*** Material shown ***

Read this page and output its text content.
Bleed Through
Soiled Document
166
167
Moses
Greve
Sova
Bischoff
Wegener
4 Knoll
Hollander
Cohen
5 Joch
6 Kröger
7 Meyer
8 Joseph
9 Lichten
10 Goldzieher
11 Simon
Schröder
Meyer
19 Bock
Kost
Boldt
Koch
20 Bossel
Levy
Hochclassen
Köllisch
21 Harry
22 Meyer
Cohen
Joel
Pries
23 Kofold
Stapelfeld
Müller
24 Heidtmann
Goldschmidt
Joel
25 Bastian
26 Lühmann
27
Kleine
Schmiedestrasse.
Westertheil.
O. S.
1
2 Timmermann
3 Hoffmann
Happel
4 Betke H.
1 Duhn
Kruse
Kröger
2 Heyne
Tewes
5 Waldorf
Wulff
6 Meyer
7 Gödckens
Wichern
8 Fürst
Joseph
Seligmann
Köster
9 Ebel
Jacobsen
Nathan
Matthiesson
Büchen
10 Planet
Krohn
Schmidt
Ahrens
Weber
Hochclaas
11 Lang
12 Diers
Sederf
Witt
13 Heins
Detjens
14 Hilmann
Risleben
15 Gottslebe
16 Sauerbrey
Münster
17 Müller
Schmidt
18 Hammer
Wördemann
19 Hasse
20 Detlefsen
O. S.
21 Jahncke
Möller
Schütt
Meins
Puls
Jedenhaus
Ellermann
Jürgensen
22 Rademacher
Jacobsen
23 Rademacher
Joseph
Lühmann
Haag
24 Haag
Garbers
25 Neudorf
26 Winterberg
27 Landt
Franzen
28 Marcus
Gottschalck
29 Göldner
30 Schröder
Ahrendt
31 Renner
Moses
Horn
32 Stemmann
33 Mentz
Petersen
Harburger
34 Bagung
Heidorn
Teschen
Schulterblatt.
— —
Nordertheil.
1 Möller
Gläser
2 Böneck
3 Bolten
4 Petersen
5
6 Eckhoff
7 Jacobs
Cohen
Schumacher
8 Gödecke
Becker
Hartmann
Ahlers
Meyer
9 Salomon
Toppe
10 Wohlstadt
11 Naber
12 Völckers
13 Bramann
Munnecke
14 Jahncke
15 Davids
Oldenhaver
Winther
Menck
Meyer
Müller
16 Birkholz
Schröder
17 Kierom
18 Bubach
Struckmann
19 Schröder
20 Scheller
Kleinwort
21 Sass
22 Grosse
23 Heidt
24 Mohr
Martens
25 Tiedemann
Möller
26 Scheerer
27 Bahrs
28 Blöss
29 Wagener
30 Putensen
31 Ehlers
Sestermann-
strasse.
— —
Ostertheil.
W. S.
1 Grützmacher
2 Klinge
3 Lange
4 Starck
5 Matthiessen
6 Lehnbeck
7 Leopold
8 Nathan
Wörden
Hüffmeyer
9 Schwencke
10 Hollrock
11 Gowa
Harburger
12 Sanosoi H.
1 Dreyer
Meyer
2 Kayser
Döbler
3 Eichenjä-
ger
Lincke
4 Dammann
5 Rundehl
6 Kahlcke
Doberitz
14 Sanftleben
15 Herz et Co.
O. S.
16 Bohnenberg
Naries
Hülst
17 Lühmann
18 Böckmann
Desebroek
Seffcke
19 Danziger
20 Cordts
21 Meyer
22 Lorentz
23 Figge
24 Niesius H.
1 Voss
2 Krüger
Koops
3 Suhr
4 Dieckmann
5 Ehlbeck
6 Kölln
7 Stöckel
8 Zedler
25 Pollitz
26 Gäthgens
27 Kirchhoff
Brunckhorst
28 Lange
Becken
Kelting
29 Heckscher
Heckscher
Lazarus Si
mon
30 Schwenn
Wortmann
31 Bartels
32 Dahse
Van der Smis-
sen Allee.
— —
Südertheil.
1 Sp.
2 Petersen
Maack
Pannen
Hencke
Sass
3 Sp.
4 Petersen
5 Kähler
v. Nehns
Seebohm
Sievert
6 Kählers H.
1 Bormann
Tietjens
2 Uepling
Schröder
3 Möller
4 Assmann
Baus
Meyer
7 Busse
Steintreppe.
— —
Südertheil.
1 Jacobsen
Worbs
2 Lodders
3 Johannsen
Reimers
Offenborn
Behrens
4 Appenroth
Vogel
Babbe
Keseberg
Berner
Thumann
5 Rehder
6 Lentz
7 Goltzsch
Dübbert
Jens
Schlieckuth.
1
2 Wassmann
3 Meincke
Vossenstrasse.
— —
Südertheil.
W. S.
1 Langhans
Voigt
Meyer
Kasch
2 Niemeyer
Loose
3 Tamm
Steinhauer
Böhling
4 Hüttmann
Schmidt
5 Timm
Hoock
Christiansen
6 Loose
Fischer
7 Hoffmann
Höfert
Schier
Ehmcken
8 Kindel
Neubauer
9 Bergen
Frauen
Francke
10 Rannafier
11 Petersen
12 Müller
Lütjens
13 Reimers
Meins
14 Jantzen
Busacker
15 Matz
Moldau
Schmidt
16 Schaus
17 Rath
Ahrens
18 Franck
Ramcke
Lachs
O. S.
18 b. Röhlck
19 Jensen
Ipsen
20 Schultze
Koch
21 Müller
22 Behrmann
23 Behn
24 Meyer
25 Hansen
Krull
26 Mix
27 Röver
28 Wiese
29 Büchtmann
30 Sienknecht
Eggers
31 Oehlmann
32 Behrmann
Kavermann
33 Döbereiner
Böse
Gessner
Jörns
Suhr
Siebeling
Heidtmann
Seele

***

Output the full listing exactly as it stands.

#### [Correct answer]
Read this page and output its text content.
Bleed Through
Soiled Document
166
167
Moses
Greve
Sova
Bischoff
Wegener
4 Knoll
Hollander
Cohen
5 Joch
6 Kröger
7 Meyer
8 Joseph
9 Lichten
10 Goldzieher
11 Simon
Schröder
Meyer
19 Bock
Kost
Boldt
Koch
20 Bossel
Levy
Hochclassen
Köllisch
21 Harry
22 Meyer
Cohen
Joel
Pries
23 Kofold
Stapelfeld
Müller
24 Heidtmann
Goldschmidt
Joel
25 Bastian
26 Lühmann
27
Kleine
Schmiedestrasse.
Westertheil.
O. S.
1
2 Timmermann
3 Hoffmann
Happel
4 Betke H.
1 Duhn
Kruse
Kröger
2 Heyne
Tewes
5 Waldorf
Wulff
6 Meyer
7 Gödckens
Wichern
8 Fürst
Joseph
Seligmann
Köster
9 Ebel
Jacobsen
Nathan
Matthiesson
Büchen
10 Planet
Krohn
Schmidt
Ahrens
Weber
Hochclaas
11 Lang
12 Diers
Sederf
Witt
13 Heins
Detjens
14 Hilmann
Risleben
15 Gottslebe
16 Sauerbrey
Münster
17 Müller
Schmidt
18 Hammer
Wördemann
19 Hasse
20 Detlefsen
O. S.
21 Jahncke
Möller
Schütt
Meins
Puls
Jedenhaus
Ellermann
Jürgensen
22 Rademacher
Jacobsen
23 Rademacher
Joseph
Lühmann
Haag
24 Haag
Garbers
25 Neudorf
26 Winterberg
27 Landt
Franzen
28 Marcus
Gottschalck
29 Göldner
30 Schröder
Ahrendt
31 Renner
Moses
Horn
32 Stemmann
33 Mentz
Petersen
Harburger
34 Bagung
Heidorn
Teschen
Schulterblatt.
— —
Nordertheil.
1 Möller
Gläser
2 Böneck
3 Bolten
4 Petersen
5
6 Eckhoff
7 Jacobs
Cohen
Schumacher
8 Gödecke
Becker
Hartmann
Ahlers
Meyer
9 Salomon
Toppe
10 Wohlstadt
11 Naber
12 Völckers
13 Bramann
Munnecke
14 Jahncke
15 Davids
Oldenhaver
Winther
Menck
Meyer
Müller
16 Birkholz
Schröder
17 Kierom
18 Bubach
Struckmann
19 Schröder
20 Scheller
Kleinwort
21 Sass
22 Grosse
23 Heidt
24 Mohr
Martens
25 Tiedemann
Möller
26 Scheerer
27 Bahrs
28 Blöss
29 Wagener
30 Putensen
31 Ehlers
Sestermann-
strasse.
— —
Ostertheil.
W. S.
1 Grützmacher
2 Klinge
3 Lange
4 Starck
5 Matthiessen
6 Lehnbeck
7 Leopold
8 Nathan
Wörden
Hüffmeyer
9 Schwencke
10 Hollrock
11 Gowa
Harburger
12 Sanosoi H.
1 Dreyer
Meyer
2 Kayser
Döbler
3 Eichenjä-
ger
Lincke
4 Dammann
5 Rundehl
6 Kahlcke
Doberitz
14 Sanftleben
15 Herz et Co.
O. S.
16 Bohnenberg
Naries
Hülst
17 Lühmann
18 Böckmann
Desebroek
Seffcke
19 Danziger
20 Cordts
21 Meyer
22 Lorentz
23 Figge
24 Niesius H.
1 Voss
2 Krüger
Koops
3 Suhr
4 Dieckmann
5 Ehlbeck
6 Kölln
7 Stöckel
8 Zedler
25 Pollitz
26 Gäthgens
27 Kirchhoff
Brunckhorst
28 Lange
Becken
Kelting
29 Heckscher
Heckscher
Lazarus Si
mon
30 Schwenn
Wortmann
31 Bartels
32 Dahse
Van der Smis-
sen Allee.
— —
Südertheil.
1 Sp.
2 Petersen
Maack
Pannen
Hencke
Sass
3 Sp.
4 Petersen
5 Kähler
v. Nehns
Seebohm
Sievert
6 Kählers H.
1 Bormann
Tietjens
2 Uepling
Schröder
3 Möller
4 Assmann
Baus
Meyer
7 Busse
Steintreppe.
— —
Südertheil.
1 Jacobsen
Worbs
2 Lodders
3 Johannsen
Reimers
Offenborn
Behrens
4 Appenroth
Vogel
Babbe
Keseberg
Berner
Thumann
5 Rehder
6 Lentz
7 Goltzsch
Dübbert
Jens
Schlieckuth.
1
2 Wassmann
3 Meincke
Vossenstrasse.
— —
Südertheil.
W. S.
1 Langhans
Voigt
Meyer
Kasch
2 Niemeyer
Loose
3 Tamm
Steinhauer
Böhling
4 Hüttmann
Schmidt
5 Timm
Hoock
Christiansen
6 Loose
Fischer
7 Hoffmann
Höfert
Schier
Ehmcken
8 Kindel
Neubauer
9 Bergen
Frauen
Francke
10 Rannafier
11 Petersen
12 Müller
Lütjens
13 Reimers
Meins
14 Jantzen
Busacker
15 Matz
Moldau
Schmidt
16 Schaus
17 Rath
Ahrens
18 Franck
Ramcke
Lachs
O. S.
18 b. Röhlck
19 Jensen
Ipsen
20 Schultze
Koch
21 Müller
22 Behrmann
23 Behn
24 Meyer
25 Hansen
Krull
26 Mix
27 Röver
28 Wiese
29 Büchtmann
30 Sienknecht
Eggers
31 Oehlmann
32 Behrmann
Kavermann
33 Döbereiner
Böse
Gessner
Jörns
Suhr
Siebeling
Heidtmann
Seele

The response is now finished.